Given request - Transcribe all the records exactly and omit any images they hold.

Records excerpted from a collection
## start

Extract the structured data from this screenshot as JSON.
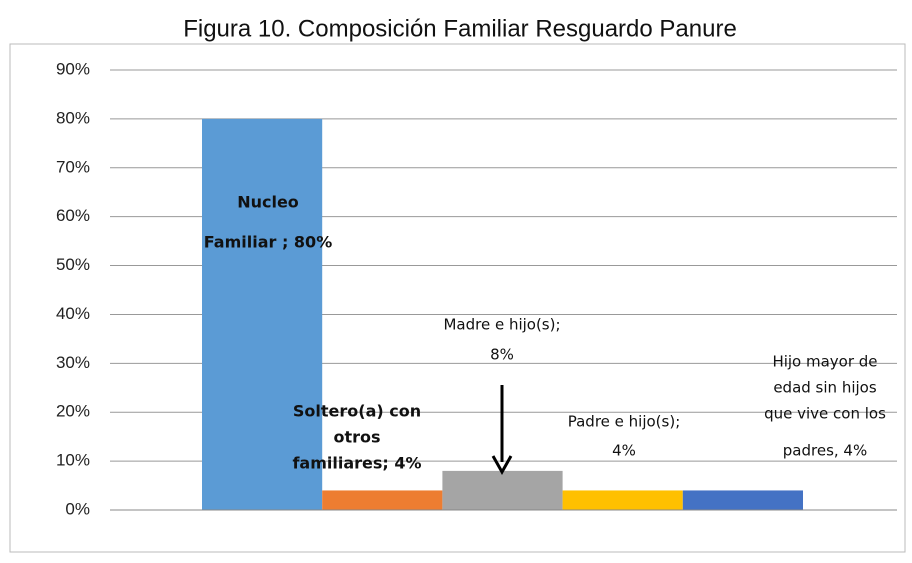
{
  "chart_data": {
    "type": "bar",
    "title": "Figura 10. Composición Familiar Resguardo Panure",
    "categories": [
      null,
      null,
      null,
      null,
      null
    ],
    "values": [
      80,
      4,
      8,
      4,
      4
    ],
    "value_labels": [
      [
        "Nucleo",
        "Familiar ; 80%"
      ],
      [
        "Soltero(a) con",
        "otros",
        "familiares; 4%"
      ],
      [
        "Madre e hijo(s);",
        "8%"
      ],
      [
        "Padre e hijo(s);",
        "4%"
      ],
      [
        "Hijo mayor de",
        "edad sin hijos",
        "que vive con los",
        "padres, 4%"
      ]
    ],
    "colors": [
      "#5b9bd5",
      "#ed7d31",
      "#a5a5a5",
      "#ffc000",
      "#4472c4"
    ],
    "ylim": [
      0,
      90
    ],
    "yticks": [
      {
        "value": 0,
        "label": "0%"
      },
      {
        "value": 10,
        "label": "10%"
      },
      {
        "value": 20,
        "label": "20%"
      },
      {
        "value": 30,
        "label": "30%"
      },
      {
        "value": 40,
        "label": "40%"
      },
      {
        "value": 50,
        "label": "50%"
      },
      {
        "value": 60,
        "label": "60%"
      },
      {
        "value": 70,
        "label": "70%"
      },
      {
        "value": 80,
        "label": "80%"
      },
      {
        "value": 90,
        "label": "90%"
      }
    ],
    "grid": true
  }
}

## end

Correct result -
Extract the structured data from this screenshot as JSON.
{
  "chart_data": {
    "type": "bar",
    "title": "Figura 10. Composición Familiar Resguardo Panure",
    "categories": [
      null,
      null,
      null,
      null,
      null
    ],
    "values": [
      80,
      4,
      8,
      4,
      4
    ],
    "value_labels": [
      [
        "Nucleo",
        "Familiar ; 80%"
      ],
      [
        "Soltero(a) con",
        "otros",
        "familiares; 4%"
      ],
      [
        "Madre e hijo(s);",
        "8%"
      ],
      [
        "Padre e hijo(s);",
        "4%"
      ],
      [
        "Hijo mayor de",
        "edad sin hijos",
        "que vive con los",
        "padres, 4%"
      ]
    ],
    "colors": [
      "#5b9bd5",
      "#ed7d31",
      "#a5a5a5",
      "#ffc000",
      "#4472c4"
    ],
    "ylim": [
      0,
      90
    ],
    "yticks": [
      {
        "value": 0,
        "label": "0%"
      },
      {
        "value": 10,
        "label": "10%"
      },
      {
        "value": 20,
        "label": "20%"
      },
      {
        "value": 30,
        "label": "30%"
      },
      {
        "value": 40,
        "label": "40%"
      },
      {
        "value": 50,
        "label": "50%"
      },
      {
        "value": 60,
        "label": "60%"
      },
      {
        "value": 70,
        "label": "70%"
      },
      {
        "value": 80,
        "label": "80%"
      },
      {
        "value": 90,
        "label": "90%"
      }
    ],
    "grid": true
  }
}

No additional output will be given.